• _GIVEN REQUEST_: Within the data below, state how many lines contain the string "structured". Provide the number only.

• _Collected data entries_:
+ + +

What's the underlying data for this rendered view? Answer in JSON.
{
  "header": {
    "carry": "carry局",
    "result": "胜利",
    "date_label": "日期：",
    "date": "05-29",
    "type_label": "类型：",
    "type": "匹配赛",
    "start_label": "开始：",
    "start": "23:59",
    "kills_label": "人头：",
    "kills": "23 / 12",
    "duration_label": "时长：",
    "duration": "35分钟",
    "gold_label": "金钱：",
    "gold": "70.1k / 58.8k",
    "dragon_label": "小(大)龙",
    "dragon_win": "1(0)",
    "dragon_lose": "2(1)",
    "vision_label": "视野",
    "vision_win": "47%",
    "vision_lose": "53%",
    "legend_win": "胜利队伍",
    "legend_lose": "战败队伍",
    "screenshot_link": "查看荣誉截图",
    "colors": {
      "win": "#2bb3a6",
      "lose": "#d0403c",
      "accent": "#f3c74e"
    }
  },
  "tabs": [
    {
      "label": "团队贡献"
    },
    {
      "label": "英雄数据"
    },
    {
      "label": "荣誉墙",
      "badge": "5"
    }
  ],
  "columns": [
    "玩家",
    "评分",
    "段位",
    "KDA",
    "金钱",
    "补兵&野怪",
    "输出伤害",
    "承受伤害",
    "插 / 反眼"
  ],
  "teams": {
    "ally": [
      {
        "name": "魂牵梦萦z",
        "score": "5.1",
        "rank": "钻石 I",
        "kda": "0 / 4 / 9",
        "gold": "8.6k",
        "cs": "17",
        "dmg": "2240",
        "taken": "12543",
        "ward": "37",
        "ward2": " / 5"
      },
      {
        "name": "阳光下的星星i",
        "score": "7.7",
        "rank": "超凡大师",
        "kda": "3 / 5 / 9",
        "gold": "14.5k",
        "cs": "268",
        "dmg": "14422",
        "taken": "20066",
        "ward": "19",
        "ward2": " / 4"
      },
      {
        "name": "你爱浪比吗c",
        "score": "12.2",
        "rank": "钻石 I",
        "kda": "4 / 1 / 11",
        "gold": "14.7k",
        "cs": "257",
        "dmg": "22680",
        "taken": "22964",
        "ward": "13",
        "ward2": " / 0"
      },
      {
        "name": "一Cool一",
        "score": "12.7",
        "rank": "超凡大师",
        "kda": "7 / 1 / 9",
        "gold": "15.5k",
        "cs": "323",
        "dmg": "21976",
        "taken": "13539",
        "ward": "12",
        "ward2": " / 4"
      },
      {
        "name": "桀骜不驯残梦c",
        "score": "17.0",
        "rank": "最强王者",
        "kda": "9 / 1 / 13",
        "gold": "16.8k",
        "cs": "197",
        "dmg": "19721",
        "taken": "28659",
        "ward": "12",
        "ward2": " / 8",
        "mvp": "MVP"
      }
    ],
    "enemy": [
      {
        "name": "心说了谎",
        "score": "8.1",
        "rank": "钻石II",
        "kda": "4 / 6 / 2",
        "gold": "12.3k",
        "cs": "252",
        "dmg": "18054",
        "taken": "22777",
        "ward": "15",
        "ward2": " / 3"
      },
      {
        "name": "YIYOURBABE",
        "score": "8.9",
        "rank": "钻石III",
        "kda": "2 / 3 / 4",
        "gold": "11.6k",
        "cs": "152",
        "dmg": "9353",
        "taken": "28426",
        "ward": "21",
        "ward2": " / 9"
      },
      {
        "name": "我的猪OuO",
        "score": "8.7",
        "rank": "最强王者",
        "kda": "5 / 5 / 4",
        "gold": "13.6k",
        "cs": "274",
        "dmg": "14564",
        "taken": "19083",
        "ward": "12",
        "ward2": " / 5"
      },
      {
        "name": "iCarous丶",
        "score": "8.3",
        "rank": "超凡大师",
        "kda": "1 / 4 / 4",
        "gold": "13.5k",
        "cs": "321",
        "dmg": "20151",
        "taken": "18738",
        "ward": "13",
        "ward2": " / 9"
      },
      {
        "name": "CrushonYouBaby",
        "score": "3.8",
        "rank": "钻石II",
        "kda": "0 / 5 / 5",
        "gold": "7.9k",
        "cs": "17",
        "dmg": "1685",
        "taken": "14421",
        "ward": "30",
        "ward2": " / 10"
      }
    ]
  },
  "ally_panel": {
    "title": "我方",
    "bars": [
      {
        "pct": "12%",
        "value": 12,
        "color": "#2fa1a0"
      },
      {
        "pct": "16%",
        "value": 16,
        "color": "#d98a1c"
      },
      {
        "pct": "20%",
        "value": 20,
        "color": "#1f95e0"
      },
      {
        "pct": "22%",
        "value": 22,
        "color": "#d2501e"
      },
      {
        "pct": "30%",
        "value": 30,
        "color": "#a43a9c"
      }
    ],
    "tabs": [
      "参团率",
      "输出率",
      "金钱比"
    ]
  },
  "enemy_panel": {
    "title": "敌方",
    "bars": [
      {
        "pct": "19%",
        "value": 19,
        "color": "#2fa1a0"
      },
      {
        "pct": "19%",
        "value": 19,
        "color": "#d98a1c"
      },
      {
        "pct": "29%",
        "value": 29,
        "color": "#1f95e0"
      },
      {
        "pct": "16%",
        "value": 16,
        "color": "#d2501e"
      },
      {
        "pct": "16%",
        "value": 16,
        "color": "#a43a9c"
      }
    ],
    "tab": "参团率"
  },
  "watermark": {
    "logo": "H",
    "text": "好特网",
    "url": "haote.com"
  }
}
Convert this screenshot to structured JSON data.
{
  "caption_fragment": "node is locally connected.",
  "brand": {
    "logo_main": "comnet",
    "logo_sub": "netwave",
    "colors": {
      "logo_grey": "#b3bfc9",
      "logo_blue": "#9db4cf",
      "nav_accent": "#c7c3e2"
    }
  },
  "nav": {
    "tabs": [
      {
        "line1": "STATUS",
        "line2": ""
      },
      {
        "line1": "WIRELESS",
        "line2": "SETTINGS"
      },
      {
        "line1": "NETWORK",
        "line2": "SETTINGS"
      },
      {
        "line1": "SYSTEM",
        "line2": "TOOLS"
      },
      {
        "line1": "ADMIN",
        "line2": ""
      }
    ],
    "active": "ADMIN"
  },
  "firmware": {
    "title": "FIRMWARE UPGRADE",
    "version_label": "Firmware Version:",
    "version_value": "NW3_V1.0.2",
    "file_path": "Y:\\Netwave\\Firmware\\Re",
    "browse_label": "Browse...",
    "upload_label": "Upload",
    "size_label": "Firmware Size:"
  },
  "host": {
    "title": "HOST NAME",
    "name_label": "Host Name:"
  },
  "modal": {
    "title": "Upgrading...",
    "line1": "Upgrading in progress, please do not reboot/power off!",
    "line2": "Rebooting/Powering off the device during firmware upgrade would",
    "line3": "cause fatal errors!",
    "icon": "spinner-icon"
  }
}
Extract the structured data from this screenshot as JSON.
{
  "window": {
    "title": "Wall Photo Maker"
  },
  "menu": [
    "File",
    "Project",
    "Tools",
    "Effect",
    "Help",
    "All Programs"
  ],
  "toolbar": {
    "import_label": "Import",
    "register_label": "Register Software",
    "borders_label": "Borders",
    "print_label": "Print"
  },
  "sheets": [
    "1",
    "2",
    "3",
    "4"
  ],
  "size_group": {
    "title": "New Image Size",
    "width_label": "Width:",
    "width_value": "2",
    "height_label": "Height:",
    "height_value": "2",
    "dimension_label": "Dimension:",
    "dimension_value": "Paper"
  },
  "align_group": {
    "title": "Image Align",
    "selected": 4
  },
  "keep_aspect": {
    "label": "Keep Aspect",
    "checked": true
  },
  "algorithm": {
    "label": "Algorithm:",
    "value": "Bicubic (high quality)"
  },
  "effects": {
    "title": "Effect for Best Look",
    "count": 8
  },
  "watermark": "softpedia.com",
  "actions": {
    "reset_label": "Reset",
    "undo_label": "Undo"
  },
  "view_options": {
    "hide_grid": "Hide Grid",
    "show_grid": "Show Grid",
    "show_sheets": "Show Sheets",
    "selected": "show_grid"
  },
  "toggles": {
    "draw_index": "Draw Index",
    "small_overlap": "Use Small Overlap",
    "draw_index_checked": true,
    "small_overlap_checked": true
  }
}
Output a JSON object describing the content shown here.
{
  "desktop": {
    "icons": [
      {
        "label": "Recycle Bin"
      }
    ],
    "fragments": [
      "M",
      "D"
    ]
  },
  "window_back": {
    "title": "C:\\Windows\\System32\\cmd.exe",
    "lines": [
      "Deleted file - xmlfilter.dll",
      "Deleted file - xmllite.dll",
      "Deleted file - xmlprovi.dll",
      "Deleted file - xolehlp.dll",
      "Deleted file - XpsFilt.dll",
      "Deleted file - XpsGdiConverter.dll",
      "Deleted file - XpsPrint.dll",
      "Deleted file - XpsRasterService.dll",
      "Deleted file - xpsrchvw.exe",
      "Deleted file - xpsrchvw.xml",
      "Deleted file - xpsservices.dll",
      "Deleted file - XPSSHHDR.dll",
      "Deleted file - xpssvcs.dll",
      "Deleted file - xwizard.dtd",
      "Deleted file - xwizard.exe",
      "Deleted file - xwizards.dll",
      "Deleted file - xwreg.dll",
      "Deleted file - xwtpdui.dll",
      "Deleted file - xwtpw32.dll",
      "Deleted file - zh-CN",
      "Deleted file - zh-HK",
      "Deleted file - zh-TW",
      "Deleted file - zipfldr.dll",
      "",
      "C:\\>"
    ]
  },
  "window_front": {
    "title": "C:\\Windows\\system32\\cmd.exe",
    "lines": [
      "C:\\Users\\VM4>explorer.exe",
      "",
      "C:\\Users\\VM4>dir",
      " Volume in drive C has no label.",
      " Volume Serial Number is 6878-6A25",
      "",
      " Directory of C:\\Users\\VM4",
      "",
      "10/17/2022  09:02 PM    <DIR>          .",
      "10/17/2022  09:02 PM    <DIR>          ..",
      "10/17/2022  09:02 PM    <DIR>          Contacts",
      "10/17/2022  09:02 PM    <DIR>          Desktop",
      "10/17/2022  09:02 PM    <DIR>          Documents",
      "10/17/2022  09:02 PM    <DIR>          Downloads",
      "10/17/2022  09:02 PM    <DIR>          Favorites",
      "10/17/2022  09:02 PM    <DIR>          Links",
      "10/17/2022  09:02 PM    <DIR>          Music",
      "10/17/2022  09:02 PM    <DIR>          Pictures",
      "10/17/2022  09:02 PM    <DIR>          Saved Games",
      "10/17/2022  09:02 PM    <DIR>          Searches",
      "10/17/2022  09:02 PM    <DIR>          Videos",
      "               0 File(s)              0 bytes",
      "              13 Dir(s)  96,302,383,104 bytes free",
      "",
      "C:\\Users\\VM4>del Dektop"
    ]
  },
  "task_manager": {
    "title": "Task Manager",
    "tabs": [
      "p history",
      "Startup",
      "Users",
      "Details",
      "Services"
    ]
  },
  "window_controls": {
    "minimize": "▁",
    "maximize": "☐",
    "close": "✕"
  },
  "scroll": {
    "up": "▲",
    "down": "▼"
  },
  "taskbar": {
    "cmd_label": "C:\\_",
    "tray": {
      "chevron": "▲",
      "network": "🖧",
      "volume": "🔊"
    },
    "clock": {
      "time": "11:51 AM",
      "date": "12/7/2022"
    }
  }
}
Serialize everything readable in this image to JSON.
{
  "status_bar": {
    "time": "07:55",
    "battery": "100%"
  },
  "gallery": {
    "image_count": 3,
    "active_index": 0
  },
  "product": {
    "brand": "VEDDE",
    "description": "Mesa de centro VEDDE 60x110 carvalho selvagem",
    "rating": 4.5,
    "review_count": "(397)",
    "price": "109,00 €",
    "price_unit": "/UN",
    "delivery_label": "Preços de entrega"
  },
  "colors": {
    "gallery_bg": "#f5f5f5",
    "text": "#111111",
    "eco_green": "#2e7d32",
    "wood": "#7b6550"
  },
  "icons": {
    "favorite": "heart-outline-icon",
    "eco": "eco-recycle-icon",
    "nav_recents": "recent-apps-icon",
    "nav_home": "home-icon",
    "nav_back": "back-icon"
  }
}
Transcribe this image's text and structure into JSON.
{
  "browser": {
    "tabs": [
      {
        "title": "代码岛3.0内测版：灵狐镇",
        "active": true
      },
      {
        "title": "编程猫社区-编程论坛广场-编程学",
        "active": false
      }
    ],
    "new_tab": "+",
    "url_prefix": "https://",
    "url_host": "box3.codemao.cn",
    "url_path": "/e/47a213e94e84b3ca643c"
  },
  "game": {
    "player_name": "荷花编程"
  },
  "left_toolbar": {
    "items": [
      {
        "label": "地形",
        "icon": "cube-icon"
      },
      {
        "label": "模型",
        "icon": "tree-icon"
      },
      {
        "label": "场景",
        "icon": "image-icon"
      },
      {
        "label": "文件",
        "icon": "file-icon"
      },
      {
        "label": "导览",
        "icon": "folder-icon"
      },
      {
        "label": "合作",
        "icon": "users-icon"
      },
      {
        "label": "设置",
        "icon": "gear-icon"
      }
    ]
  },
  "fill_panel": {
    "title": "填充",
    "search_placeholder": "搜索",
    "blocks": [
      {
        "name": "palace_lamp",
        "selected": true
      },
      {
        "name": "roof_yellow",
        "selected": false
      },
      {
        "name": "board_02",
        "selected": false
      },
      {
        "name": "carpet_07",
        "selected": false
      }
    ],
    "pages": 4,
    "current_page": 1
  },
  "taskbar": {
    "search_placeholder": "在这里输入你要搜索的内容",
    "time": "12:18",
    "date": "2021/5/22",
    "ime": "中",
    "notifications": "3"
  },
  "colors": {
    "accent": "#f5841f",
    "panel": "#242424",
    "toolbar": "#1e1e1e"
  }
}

+ + +

• _EXERCISE RESPONSE_: 2